→ **What is required**: Extract each line where the string "July" shows up.

→ **Given records**:
○ ○ ○ ○ ○
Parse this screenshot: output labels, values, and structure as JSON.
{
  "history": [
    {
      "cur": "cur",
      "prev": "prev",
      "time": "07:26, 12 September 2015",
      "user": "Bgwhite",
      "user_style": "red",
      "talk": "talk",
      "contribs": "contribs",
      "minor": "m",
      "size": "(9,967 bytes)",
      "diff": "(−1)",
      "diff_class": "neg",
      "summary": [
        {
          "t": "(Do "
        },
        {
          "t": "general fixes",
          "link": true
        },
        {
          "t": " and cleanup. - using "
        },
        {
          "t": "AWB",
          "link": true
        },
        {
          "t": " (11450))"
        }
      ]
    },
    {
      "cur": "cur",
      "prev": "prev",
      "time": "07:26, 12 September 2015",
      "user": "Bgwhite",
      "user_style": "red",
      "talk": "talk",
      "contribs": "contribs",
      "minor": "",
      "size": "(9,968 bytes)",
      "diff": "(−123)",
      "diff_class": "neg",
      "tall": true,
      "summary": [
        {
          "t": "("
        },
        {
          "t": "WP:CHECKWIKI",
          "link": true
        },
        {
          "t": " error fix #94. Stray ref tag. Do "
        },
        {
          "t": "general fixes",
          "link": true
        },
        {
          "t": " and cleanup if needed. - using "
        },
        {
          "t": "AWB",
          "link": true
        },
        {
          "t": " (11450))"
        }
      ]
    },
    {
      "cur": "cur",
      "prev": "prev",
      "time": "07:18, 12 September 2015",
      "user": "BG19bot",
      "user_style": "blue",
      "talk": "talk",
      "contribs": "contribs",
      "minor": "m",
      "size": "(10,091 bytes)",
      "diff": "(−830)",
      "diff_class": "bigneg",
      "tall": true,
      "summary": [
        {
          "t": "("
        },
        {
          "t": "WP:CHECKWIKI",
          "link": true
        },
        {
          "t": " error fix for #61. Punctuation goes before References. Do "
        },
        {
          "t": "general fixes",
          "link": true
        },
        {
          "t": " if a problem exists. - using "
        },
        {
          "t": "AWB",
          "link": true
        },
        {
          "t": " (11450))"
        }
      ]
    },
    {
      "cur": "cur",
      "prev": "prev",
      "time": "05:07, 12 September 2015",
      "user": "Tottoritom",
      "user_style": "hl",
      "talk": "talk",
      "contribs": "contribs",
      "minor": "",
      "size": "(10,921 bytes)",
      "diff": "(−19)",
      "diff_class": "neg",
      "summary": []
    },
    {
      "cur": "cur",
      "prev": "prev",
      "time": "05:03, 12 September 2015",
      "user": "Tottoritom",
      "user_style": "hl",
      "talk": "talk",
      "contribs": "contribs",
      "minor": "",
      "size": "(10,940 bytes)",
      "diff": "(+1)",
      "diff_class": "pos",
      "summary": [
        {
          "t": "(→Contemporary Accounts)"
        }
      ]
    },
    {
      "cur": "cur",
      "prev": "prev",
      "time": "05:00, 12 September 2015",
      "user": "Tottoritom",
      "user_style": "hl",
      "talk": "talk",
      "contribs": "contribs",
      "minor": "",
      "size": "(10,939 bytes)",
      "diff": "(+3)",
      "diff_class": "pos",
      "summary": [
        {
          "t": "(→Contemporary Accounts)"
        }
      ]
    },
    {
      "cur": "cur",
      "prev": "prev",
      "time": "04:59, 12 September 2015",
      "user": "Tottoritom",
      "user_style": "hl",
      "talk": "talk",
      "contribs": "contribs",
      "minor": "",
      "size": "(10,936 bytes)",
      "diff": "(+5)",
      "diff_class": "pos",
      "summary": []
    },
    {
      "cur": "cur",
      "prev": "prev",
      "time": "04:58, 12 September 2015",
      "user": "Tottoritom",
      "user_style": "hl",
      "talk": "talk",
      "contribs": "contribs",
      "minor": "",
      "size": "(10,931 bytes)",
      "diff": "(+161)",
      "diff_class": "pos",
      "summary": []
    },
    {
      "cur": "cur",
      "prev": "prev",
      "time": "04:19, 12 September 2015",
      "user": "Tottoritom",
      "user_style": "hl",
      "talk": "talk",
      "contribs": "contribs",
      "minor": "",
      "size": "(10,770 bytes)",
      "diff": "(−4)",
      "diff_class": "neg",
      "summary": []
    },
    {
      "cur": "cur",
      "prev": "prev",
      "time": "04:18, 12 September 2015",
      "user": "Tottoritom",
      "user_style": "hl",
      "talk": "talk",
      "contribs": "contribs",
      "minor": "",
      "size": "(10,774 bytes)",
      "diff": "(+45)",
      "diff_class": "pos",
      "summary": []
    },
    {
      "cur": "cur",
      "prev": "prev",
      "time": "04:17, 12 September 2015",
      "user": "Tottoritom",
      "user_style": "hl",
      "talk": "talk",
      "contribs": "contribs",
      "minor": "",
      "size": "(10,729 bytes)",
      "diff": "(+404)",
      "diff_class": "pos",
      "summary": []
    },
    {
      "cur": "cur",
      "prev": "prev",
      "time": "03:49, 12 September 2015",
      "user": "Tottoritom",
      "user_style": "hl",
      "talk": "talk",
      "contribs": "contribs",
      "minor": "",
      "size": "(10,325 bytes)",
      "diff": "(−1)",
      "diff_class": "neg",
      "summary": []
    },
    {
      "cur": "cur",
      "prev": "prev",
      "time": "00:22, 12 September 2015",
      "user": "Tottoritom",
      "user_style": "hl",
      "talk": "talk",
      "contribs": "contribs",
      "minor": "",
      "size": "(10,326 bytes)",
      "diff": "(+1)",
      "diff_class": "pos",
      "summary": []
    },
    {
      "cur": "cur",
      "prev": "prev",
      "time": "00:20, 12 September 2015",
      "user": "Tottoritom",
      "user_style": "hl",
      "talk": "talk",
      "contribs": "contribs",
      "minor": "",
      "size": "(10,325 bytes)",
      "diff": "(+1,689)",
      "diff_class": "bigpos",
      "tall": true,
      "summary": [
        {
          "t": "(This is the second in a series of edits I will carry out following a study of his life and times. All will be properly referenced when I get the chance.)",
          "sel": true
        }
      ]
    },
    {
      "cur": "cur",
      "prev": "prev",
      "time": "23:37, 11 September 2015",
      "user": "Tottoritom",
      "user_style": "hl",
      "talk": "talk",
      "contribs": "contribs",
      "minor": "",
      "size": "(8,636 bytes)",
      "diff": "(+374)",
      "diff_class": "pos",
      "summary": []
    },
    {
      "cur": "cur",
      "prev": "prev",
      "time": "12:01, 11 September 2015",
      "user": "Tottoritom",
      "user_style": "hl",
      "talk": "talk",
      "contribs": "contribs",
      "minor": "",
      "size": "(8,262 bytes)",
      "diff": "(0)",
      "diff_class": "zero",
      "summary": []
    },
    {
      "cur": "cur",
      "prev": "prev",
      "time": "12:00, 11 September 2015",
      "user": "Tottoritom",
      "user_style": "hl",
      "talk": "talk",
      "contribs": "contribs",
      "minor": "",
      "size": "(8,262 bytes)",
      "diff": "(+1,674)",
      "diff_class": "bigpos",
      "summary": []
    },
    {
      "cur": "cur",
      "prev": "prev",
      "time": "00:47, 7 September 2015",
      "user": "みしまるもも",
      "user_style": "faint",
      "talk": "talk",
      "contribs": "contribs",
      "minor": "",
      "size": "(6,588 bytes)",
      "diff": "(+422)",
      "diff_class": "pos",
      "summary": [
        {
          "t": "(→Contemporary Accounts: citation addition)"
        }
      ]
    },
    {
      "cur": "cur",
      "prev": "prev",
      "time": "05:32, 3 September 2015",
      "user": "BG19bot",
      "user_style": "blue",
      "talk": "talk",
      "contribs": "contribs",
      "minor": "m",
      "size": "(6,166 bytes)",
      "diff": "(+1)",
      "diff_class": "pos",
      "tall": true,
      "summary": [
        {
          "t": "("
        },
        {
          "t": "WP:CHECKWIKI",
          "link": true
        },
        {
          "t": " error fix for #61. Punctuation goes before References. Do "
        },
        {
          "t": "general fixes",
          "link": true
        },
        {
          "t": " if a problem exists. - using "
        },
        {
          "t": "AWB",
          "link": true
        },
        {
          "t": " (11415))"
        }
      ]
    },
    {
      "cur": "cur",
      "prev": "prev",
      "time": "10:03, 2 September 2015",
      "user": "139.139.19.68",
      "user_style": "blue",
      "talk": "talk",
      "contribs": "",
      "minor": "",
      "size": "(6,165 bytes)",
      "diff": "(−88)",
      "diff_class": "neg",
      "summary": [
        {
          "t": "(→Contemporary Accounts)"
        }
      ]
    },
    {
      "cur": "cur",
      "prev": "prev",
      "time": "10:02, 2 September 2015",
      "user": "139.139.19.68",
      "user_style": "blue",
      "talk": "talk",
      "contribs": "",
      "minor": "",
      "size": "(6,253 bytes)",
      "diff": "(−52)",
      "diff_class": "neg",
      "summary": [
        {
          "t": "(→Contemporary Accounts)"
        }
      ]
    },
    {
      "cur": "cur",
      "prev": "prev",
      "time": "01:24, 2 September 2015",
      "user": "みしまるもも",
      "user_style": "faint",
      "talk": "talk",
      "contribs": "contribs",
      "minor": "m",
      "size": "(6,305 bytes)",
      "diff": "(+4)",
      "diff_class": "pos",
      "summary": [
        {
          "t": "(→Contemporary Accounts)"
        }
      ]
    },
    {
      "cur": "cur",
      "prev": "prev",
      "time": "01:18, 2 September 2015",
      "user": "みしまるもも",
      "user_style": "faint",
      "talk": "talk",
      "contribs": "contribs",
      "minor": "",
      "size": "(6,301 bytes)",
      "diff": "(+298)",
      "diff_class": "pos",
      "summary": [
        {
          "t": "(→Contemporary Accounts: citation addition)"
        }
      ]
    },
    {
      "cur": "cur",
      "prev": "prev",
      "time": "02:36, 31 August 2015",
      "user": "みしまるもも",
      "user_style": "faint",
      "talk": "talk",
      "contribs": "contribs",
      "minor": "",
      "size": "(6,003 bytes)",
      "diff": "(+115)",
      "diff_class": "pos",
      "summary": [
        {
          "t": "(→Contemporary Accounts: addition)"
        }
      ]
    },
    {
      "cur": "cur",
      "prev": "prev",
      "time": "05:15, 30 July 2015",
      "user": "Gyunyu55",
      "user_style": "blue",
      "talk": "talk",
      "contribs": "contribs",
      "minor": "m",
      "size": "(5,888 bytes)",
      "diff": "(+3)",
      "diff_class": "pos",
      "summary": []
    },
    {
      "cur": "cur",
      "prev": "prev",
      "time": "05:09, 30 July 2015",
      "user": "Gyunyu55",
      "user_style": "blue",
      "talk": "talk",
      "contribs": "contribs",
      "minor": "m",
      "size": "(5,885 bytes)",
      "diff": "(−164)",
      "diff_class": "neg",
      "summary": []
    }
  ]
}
○ ○ ○ ○ ○
→ **Exercise solution**:
      "time": "05:15, 30 July 2015",
      "time": "05:09, 30 July 2015",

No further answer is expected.